-- Work instructions --
Collect each line of the records containing the string "kiện".
start
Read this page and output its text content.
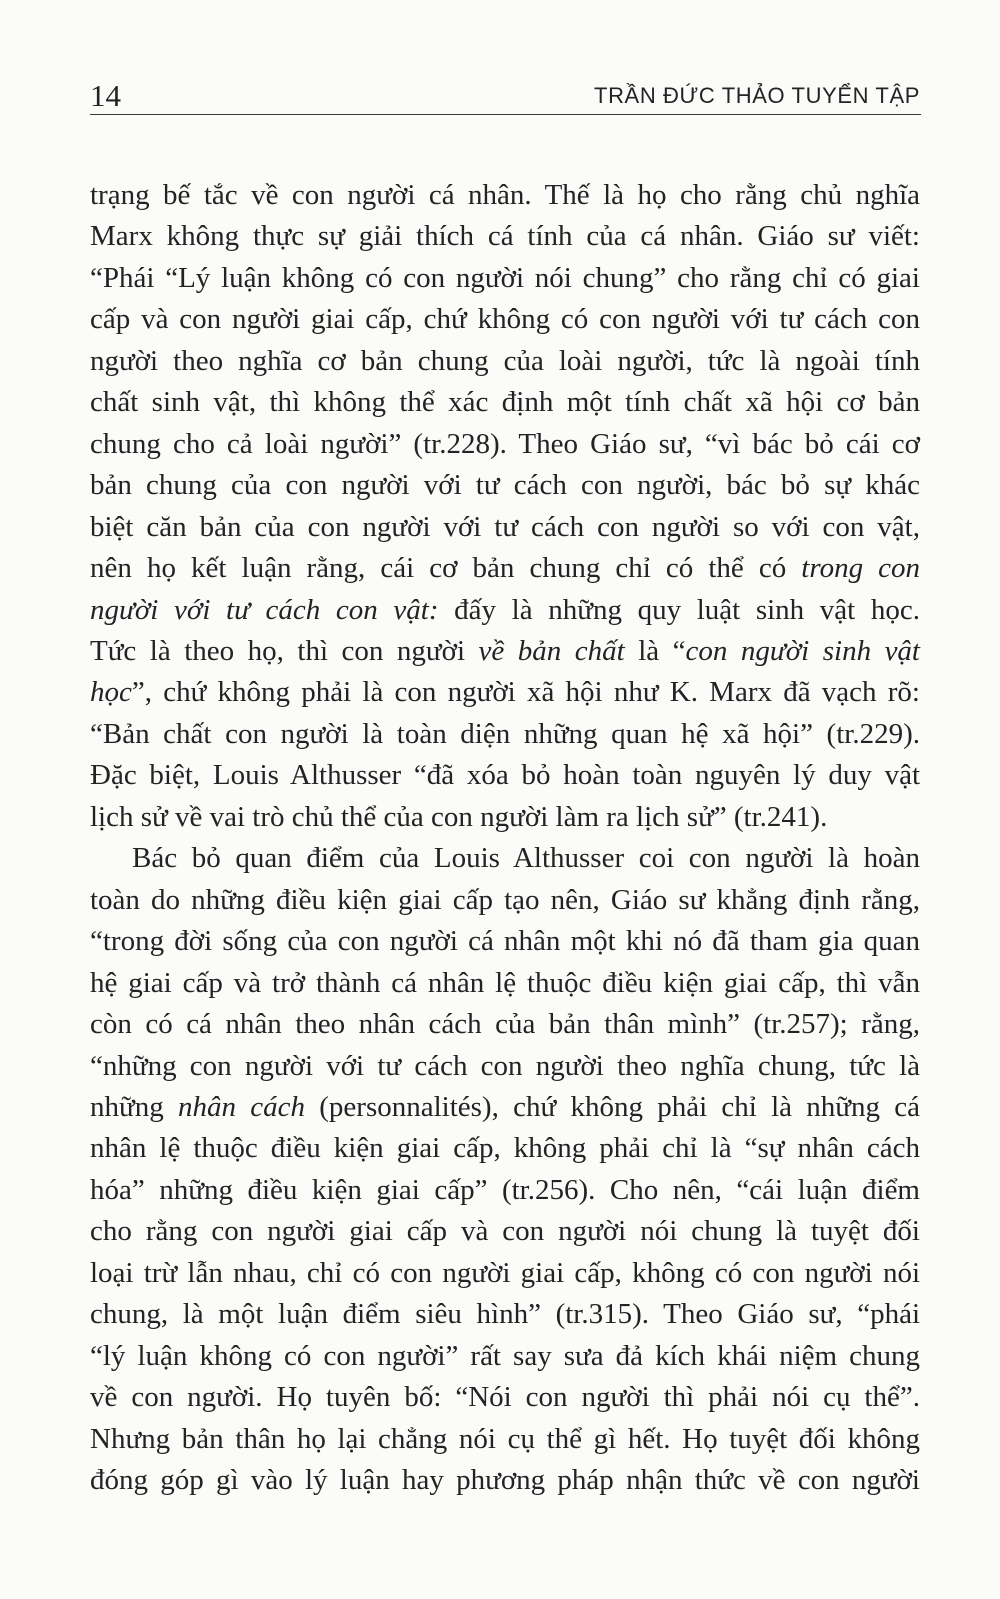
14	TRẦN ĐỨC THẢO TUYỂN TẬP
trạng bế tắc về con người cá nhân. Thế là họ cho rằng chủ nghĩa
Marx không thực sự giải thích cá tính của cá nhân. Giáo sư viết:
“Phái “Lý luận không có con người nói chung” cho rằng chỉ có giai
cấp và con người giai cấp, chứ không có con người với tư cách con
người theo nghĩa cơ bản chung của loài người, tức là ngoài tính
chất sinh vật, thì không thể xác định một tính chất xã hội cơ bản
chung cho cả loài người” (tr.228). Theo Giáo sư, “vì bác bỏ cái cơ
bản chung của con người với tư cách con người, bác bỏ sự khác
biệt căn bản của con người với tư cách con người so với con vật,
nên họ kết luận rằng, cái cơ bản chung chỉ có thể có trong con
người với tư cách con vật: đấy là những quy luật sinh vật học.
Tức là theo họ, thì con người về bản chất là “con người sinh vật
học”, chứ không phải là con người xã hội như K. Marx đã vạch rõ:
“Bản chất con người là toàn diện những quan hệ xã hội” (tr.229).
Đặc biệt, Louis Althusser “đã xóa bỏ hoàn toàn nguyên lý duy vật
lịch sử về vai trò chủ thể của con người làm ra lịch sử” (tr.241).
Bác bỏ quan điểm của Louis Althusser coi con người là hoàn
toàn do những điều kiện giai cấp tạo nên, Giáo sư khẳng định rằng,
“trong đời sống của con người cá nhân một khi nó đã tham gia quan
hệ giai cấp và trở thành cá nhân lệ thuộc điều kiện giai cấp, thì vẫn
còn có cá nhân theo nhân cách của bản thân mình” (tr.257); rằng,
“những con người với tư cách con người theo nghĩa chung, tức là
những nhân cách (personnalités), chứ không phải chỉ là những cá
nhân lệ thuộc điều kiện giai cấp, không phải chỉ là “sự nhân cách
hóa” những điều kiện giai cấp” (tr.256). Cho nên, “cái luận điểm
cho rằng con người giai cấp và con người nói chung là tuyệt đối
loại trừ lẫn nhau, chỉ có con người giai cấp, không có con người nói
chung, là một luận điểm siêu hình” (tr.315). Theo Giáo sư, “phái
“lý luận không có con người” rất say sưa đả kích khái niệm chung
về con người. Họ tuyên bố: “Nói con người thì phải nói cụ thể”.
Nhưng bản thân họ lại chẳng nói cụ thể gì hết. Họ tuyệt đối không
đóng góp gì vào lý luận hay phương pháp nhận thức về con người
end
-- Exercise solution --
toàn do những điều kiện giai cấp tạo nên, Giáo sư khẳng định rằng,
hệ giai cấp và trở thành cá nhân lệ thuộc điều kiện giai cấp, thì vẫn
nhân lệ thuộc điều kiện giai cấp, không phải chỉ là “sự nhân cách
hóa” những điều kiện giai cấp” (tr.256). Cho nên, “cái luận điểm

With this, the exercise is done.